EXERCISE TASK
Gather, from the data below, each line in which the word "JSON" occurs.

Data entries
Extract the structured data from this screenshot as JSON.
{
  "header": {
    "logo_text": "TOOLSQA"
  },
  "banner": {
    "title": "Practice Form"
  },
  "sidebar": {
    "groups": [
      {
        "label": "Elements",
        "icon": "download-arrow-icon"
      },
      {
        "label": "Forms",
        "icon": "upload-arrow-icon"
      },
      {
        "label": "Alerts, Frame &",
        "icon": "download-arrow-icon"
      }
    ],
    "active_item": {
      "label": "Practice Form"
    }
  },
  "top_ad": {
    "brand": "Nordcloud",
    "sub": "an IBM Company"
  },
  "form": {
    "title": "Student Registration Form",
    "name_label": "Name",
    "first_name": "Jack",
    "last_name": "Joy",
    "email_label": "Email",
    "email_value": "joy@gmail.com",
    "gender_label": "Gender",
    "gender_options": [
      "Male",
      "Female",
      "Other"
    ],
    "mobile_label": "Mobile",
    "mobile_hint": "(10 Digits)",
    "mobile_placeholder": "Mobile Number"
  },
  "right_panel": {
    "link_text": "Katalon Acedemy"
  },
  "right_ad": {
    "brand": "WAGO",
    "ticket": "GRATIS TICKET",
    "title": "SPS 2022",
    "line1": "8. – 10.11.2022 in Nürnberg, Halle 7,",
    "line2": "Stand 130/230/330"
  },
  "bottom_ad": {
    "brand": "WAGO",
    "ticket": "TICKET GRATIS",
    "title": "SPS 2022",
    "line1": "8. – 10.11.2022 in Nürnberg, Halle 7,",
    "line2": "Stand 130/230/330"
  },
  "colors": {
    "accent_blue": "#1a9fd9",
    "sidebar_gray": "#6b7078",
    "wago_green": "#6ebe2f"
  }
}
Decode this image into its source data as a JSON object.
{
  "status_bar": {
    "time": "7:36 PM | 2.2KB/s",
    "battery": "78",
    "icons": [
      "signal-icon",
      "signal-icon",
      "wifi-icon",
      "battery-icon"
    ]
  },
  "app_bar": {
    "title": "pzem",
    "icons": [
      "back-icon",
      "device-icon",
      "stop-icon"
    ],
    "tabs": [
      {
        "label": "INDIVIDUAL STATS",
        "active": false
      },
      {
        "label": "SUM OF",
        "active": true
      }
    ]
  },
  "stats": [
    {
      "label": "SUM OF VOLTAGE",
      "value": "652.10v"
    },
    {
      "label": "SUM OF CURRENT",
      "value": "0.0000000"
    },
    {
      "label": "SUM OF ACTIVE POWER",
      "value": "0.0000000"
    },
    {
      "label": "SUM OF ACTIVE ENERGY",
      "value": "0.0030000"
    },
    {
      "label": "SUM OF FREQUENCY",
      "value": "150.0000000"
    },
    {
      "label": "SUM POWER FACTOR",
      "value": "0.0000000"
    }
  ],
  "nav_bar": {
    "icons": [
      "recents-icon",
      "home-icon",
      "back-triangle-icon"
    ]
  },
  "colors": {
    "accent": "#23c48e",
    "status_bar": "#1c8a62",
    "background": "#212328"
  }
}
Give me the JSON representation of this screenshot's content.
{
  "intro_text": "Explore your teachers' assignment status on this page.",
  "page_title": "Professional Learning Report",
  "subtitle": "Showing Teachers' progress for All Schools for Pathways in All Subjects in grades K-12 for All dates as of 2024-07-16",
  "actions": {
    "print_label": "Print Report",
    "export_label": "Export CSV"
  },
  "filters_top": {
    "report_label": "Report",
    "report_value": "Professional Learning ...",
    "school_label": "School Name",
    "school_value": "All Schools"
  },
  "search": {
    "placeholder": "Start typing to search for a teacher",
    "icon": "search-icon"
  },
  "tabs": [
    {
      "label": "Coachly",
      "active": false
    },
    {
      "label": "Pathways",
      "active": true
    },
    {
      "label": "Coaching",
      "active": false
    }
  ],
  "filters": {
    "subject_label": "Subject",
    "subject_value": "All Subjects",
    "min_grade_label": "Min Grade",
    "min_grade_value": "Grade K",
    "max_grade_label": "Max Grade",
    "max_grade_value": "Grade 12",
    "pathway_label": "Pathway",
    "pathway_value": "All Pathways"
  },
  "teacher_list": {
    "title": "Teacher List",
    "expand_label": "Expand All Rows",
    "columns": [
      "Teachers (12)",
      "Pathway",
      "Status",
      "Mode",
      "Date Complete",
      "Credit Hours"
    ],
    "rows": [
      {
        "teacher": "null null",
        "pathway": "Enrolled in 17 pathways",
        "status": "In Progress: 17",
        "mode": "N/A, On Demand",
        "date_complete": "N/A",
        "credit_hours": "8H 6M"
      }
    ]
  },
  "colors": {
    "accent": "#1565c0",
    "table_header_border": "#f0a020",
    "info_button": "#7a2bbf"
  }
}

ANSWER TO THE PROBLEM
Extract the structured data from this screenshot as JSON.
Decode this image into its source data as a JSON object.
Give me the JSON representation of this screenshot's content.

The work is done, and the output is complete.